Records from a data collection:

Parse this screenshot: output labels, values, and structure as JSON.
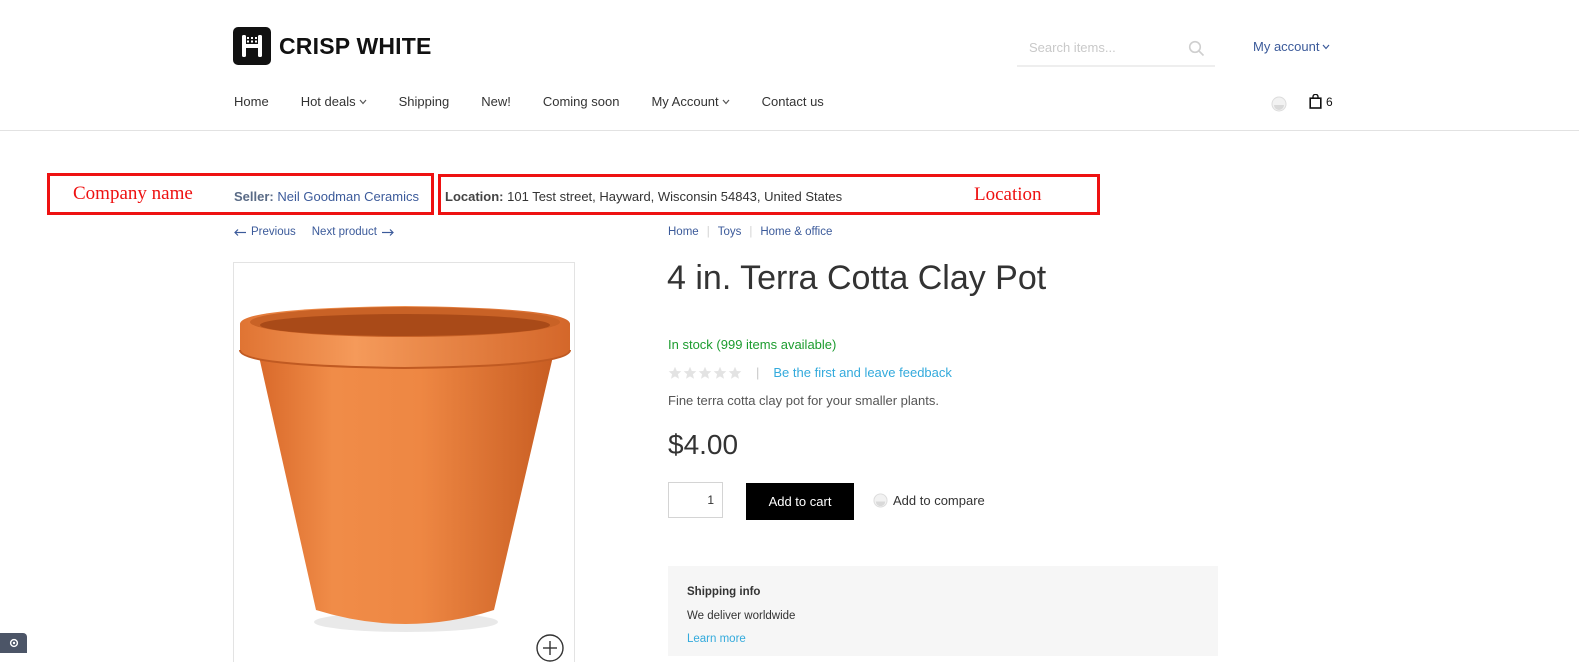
{
  "brand": {
    "name": "CRISP WHITE"
  },
  "search": {
    "placeholder": "Search items..."
  },
  "account": {
    "label": "My account"
  },
  "nav": {
    "items": [
      {
        "label": "Home",
        "has_dropdown": false
      },
      {
        "label": "Hot deals",
        "has_dropdown": true
      },
      {
        "label": "Shipping",
        "has_dropdown": false
      },
      {
        "label": "New!",
        "has_dropdown": false
      },
      {
        "label": "Coming soon",
        "has_dropdown": false
      },
      {
        "label": "My Account",
        "has_dropdown": true
      },
      {
        "label": "Contact us",
        "has_dropdown": false
      }
    ]
  },
  "cart": {
    "count": "6"
  },
  "annotations": {
    "company": "Company name",
    "location": "Location"
  },
  "vendor": {
    "seller_label": "Seller:",
    "seller_name": "Neil Goodman Ceramics",
    "location_label": "Location:",
    "location_value": "101 Test street, Hayward, Wisconsin 54843, United States"
  },
  "product_nav": {
    "previous": "Previous",
    "next": "Next product"
  },
  "breadcrumb": [
    "Home",
    "Toys",
    "Home & office"
  ],
  "product": {
    "title": "4 in. Terra Cotta Clay Pot",
    "stock": "In stock (999 items available)",
    "rating_stars": 0,
    "feedback_link": "Be the first and leave feedback",
    "description": "Fine terra cotta clay pot for your smaller plants.",
    "price": "$4.00",
    "quantity": "1",
    "add_to_cart": "Add to cart",
    "add_to_compare": "Add to compare"
  },
  "shipping": {
    "title": "Shipping info",
    "text": "We deliver worldwide",
    "link": "Learn more"
  },
  "colors": {
    "link": "#3b5a9a",
    "in_stock": "#1c9c2f",
    "annotation": "#ee1111",
    "feedback": "#33aadc",
    "button": "#000000"
  }
}
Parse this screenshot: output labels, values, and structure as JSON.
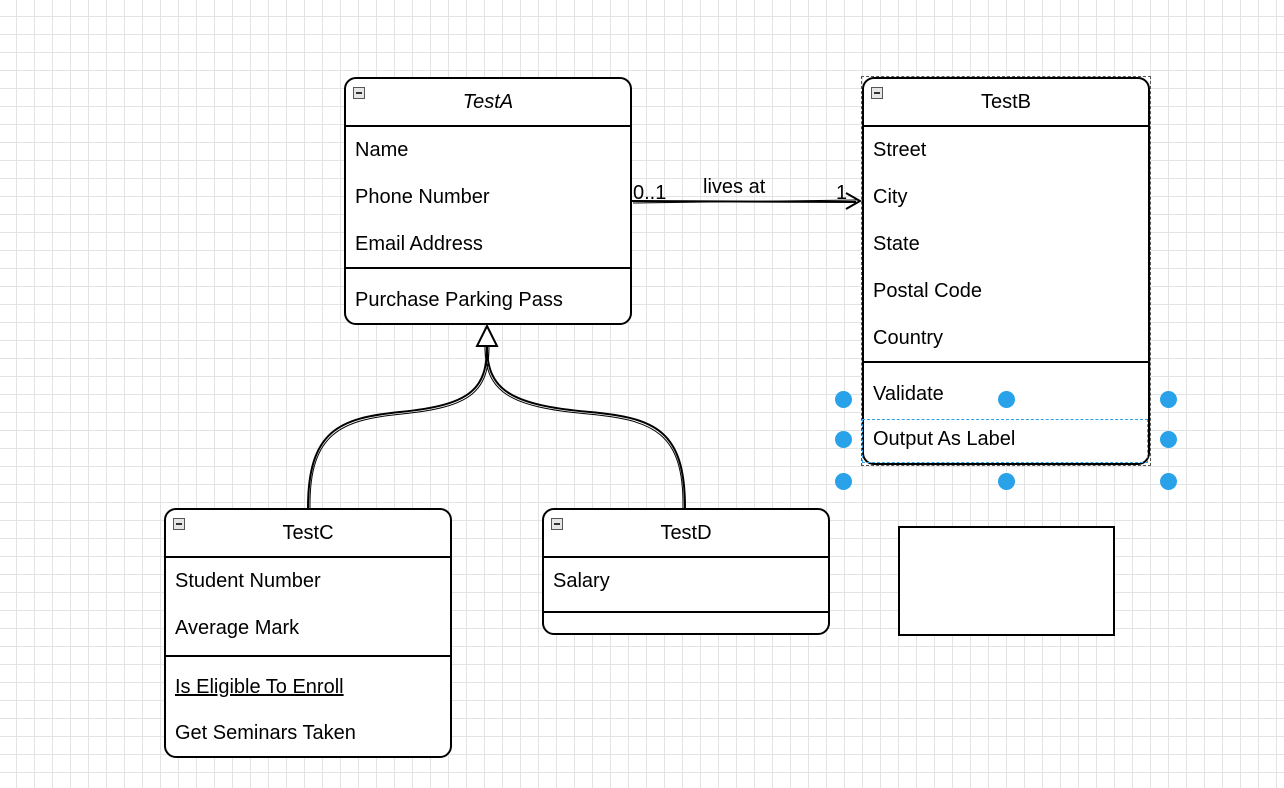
{
  "classes": {
    "testA": {
      "name": "TestA",
      "attributes": [
        "Name",
        "Phone Number",
        "Email Address"
      ],
      "methods": [
        "Purchase Parking Pass"
      ]
    },
    "testB": {
      "name": "TestB",
      "attributes": [
        "Street",
        "City",
        "State",
        "Postal Code",
        "Country"
      ],
      "methods": [
        "Validate",
        "Output As Label"
      ]
    },
    "testC": {
      "name": "TestC",
      "attributes": [
        "Student Number",
        "Average Mark"
      ],
      "methods": [
        "Is Eligible To Enroll",
        "Get Seminars Taken"
      ]
    },
    "testD": {
      "name": "TestD",
      "attributes": [
        "Salary"
      ],
      "methods": []
    }
  },
  "association": {
    "label": "lives at",
    "source_multiplicity": "0..1",
    "target_multiplicity": "1"
  },
  "colors": {
    "selection": "#29a2ea",
    "stroke": "#000000",
    "grid": "#e3e3e3"
  }
}
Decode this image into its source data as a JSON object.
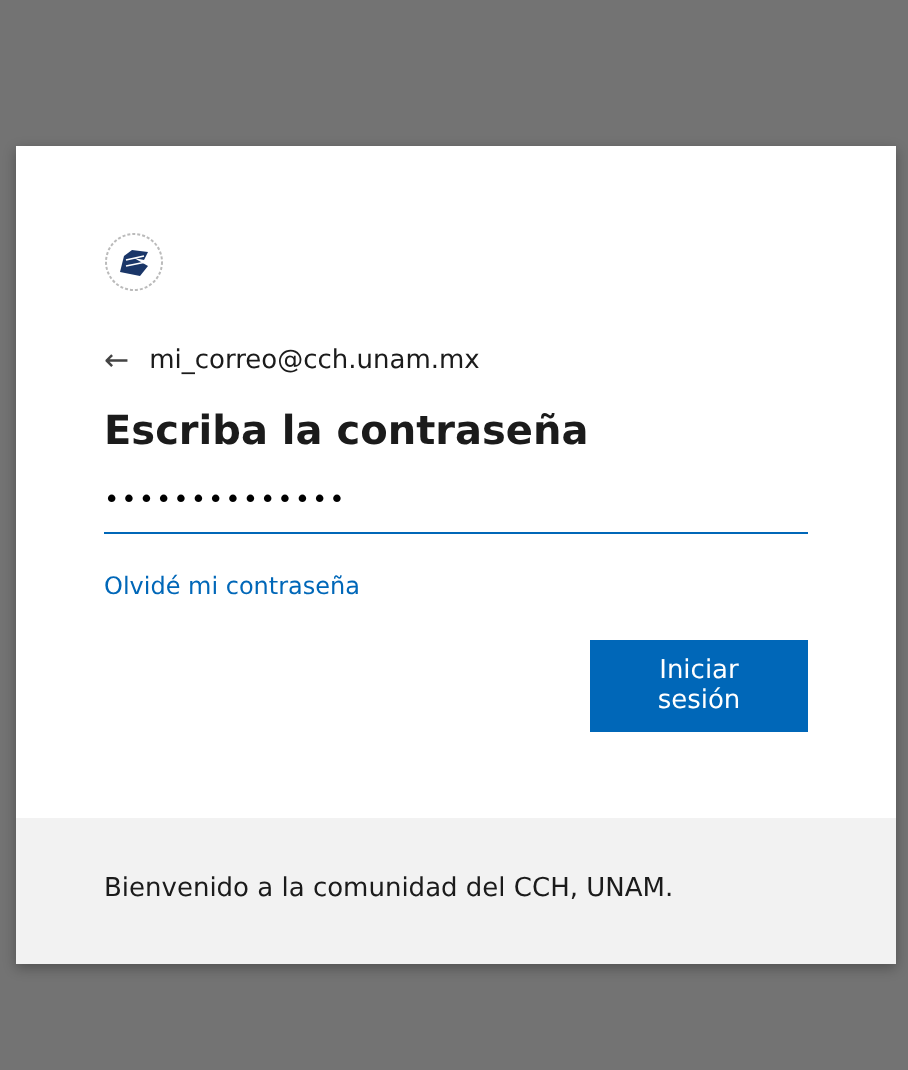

Your objective: Copy out all the records exactly, excluding pictures.

Response to this exercise:
Parse this screenshot: output labels, values, and structure as JSON.
{
  "brand": {
    "name": "CRISP WHITE"
  },
  "search": {
    "placeholder": "Search items..."
  },
  "account": {
    "label": "My account"
  },
  "nav": {
    "items": [
      {
        "label": "Home",
        "has_dropdown": false
      },
      {
        "label": "Hot deals",
        "has_dropdown": true
      },
      {
        "label": "Shipping",
        "has_dropdown": false
      },
      {
        "label": "New!",
        "has_dropdown": false
      },
      {
        "label": "Coming soon",
        "has_dropdown": false
      },
      {
        "label": "My Account",
        "has_dropdown": true
      },
      {
        "label": "Contact us",
        "has_dropdown": false
      }
    ]
  },
  "cart": {
    "count": "6"
  },
  "annotations": {
    "company": "Company name",
    "location": "Location"
  },
  "vendor": {
    "seller_label": "Seller:",
    "seller_name": "Neil Goodman Ceramics",
    "location_label": "Location:",
    "location_value": "101 Test street, Hayward, Wisconsin 54843, United States"
  },
  "product_nav": {
    "previous": "Previous",
    "next": "Next product"
  },
  "breadcrumb": [
    "Home",
    "Toys",
    "Home & office"
  ],
  "product": {
    "title": "4 in. Terra Cotta Clay Pot",
    "stock": "In stock (999 items available)",
    "rating_stars": 0,
    "feedback_link": "Be the first and leave feedback",
    "description": "Fine terra cotta clay pot for your smaller plants.",
    "price": "$4.00",
    "quantity": "1",
    "add_to_cart": "Add to cart",
    "add_to_compare": "Add to compare"
  },
  "shipping": {
    "title": "Shipping info",
    "text": "We deliver worldwide",
    "link": "Learn more"
  },
  "colors": {
    "link": "#3b5a9a",
    "in_stock": "#1c9c2f",
    "annotation": "#ee1111",
    "feedback": "#33aadc",
    "button": "#000000"
  }
}
Parse this screenshot: output labels, values, and structure as JSON.
{
  "classes": {
    "testA": {
      "name": "TestA",
      "attributes": [
        "Name",
        "Phone Number",
        "Email Address"
      ],
      "methods": [
        "Purchase Parking Pass"
      ]
    },
    "testB": {
      "name": "TestB",
      "attributes": [
        "Street",
        "City",
        "State",
        "Postal Code",
        "Country"
      ],
      "methods": [
        "Validate",
        "Output As Label"
      ]
    },
    "testC": {
      "name": "TestC",
      "attributes": [
        "Student Number",
        "Average Mark"
      ],
      "methods": [
        "Is Eligible To Enroll",
        "Get Seminars Taken"
      ]
    },
    "testD": {
      "name": "TestD",
      "attributes": [
        "Salary"
      ],
      "methods": []
    }
  },
  "association": {
    "label": "lives at",
    "source_multiplicity": "0..1",
    "target_multiplicity": "1"
  },
  "colors": {
    "selection": "#29a2ea",
    "stroke": "#000000",
    "grid": "#e3e3e3"
  }
}
Decode this image into its source data as a JSON object.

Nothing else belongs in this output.